» Set task
Would you restate all the data that follows, word for word?

» Task inputs
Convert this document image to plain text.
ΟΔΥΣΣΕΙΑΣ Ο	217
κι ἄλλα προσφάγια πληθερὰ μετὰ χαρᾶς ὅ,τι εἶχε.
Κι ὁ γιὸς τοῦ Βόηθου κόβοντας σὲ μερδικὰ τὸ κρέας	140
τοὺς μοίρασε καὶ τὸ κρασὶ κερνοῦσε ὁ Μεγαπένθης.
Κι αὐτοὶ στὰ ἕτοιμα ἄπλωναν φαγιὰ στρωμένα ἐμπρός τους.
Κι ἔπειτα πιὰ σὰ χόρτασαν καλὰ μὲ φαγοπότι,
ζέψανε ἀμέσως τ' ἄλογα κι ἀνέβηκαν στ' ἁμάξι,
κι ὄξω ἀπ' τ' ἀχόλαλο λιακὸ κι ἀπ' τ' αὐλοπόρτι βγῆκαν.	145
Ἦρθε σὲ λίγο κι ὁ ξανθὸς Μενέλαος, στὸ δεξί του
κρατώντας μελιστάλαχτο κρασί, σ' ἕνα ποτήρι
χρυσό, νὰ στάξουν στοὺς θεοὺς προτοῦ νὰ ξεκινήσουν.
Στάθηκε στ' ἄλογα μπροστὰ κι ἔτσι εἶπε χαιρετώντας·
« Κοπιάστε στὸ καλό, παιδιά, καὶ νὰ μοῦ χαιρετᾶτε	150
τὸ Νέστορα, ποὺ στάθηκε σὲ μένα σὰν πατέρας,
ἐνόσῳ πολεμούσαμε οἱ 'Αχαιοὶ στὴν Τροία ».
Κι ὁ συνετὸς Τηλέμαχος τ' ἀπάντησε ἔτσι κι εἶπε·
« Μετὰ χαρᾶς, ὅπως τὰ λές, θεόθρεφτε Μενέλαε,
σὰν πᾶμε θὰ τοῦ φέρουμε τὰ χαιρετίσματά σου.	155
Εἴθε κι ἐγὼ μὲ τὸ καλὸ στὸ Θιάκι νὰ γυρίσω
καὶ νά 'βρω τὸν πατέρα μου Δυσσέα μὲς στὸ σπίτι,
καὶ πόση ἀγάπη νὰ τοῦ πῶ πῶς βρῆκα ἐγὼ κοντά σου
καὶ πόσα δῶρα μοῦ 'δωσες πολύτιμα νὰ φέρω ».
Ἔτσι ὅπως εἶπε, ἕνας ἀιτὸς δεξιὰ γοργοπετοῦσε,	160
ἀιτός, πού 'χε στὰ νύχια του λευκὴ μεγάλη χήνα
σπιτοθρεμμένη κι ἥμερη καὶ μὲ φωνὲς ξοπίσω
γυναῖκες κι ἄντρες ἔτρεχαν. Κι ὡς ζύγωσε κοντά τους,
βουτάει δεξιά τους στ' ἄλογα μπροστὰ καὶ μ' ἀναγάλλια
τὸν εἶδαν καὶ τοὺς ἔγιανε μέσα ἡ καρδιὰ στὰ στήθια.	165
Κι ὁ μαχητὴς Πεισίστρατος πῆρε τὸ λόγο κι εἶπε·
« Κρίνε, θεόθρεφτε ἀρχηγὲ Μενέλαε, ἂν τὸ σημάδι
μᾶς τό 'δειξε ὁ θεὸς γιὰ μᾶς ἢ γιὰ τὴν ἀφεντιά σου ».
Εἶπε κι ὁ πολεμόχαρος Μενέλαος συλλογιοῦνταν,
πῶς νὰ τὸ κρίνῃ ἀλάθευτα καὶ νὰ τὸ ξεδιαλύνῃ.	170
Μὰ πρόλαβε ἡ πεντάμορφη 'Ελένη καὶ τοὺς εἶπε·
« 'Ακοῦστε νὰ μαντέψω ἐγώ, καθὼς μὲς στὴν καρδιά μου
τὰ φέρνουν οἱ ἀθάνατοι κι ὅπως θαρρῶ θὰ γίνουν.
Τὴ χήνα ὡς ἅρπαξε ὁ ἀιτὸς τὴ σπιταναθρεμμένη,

» Exercise solution
Convert this document image to plain text.
ΟΔΥΣΣΕΙΑΣ Ο	217
κι ἄλλα προσφάγια πληθερὰ μετὰ χαρᾶς ὅ,τι εἶχε.
Κι ὁ γιὸς τοῦ Βόηθου κόβοντας σὲ μερδικὰ τὸ κρέας	140
τοὺς μοίρασε καὶ τὸ κρασὶ κερνοῦσε ὁ Μεγαπένθης.
Κι αὐτοὶ στὰ ἕτοιμα ἄπλωναν φαγιὰ στρωμένα ἐμπρός τους.
Κι ἔπειτα πιὰ σὰ χόρτασαν καλὰ μὲ φαγοπότι,
ζέψανε ἀμέσως τ' ἄλογα κι ἀνέβηκαν στ' ἁμάξι,
κι ὄξω ἀπ' τ' ἀχόλαλο λιακὸ κι ἀπ' τ' αὐλοπόρτι βγῆκαν.	145
Ἦρθε σὲ λίγο κι ὁ ξανθὸς Μενέλαος, στὸ δεξί του
κρατώντας μελιστάλαχτο κρασί, σ' ἕνα ποτήρι
χρυσό, νὰ στάξουν στοὺς θεοὺς προτοῦ νὰ ξεκινήσουν.
Στάθηκε στ' ἄλογα μπροστὰ κι ἔτσι εἶπε χαιρετώντας·
« Κοπιάστε στὸ καλό, παιδιά, καὶ νὰ μοῦ χαιρετᾶτε	150
τὸ Νέστορα, ποὺ στάθηκε σὲ μένα σὰν πατέρας,
ἐνόσῳ πολεμούσαμε οἱ 'Αχαιοὶ στὴν Τροία ».
Κι ὁ συνετὸς Τηλέμαχος τ' ἀπάντησε ἔτσι κι εἶπε·
« Μετὰ χαρᾶς, ὅπως τὰ λές, θεόθρεφτε Μενέλαε,
σὰν πᾶμε θὰ τοῦ φέρουμε τὰ χαιρετίσματά σου.	155
Εἴθε κι ἐγὼ μὲ τὸ καλὸ στὸ Θιάκι νὰ γυρίσω
καὶ νά 'βρω τὸν πατέρα μου Δυσσέα μὲς στὸ σπίτι,
καὶ πόση ἀγάπη νὰ τοῦ πῶ πῶς βρῆκα ἐγὼ κοντά σου
καὶ πόσα δῶρα μοῦ 'δωσες πολύτιμα νὰ φέρω ».
Ἔτσι ὅπως εἶπε, ἕνας ἀιτὸς δεξιὰ γοργοπετοῦσε,	160
ἀιτός, πού 'χε στὰ νύχια του λευκὴ μεγάλη χήνα
σπιτοθρεμμένη κι ἥμερη καὶ μὲ φωνὲς ξοπίσω
γυναῖκες κι ἄντρες ἔτρεχαν. Κι ὡς ζύγωσε κοντά τους,
βουτάει δεξιά τους στ' ἄλογα μπροστὰ καὶ μ' ἀναγάλλια
τὸν εἶδαν καὶ τοὺς ἔγιανε μέσα ἡ καρδιὰ στὰ στήθια.	165
Κι ὁ μαχητὴς Πεισίστρατος πῆρε τὸ λόγο κι εἶπε·
« Κρίνε, θεόθρεφτε ἀρχηγὲ Μενέλαε, ἂν τὸ σημάδι
μᾶς τό 'δειξε ὁ θεὸς γιὰ μᾶς ἢ γιὰ τὴν ἀφεντιά σου ».
Εἶπε κι ὁ πολεμόχαρος Μενέλαος συλλογιοῦνταν,
πῶς νὰ τὸ κρίνῃ ἀλάθευτα καὶ νὰ τὸ ξεδιαλύνῃ.	170
Μὰ πρόλαβε ἡ πεντάμορφη 'Ελένη καὶ τοὺς εἶπε·
« 'Ακοῦστε νὰ μαντέψω ἐγώ, καθὼς μὲς στὴν καρδιά μου
τὰ φέρνουν οἱ ἀθάνατοι κι ὅπως θαρρῶ θὰ γίνουν.
Τὴ χήνα ὡς ἅρπαξε ὁ ἀιτὸς τὴ σπιταναθρεμμένη,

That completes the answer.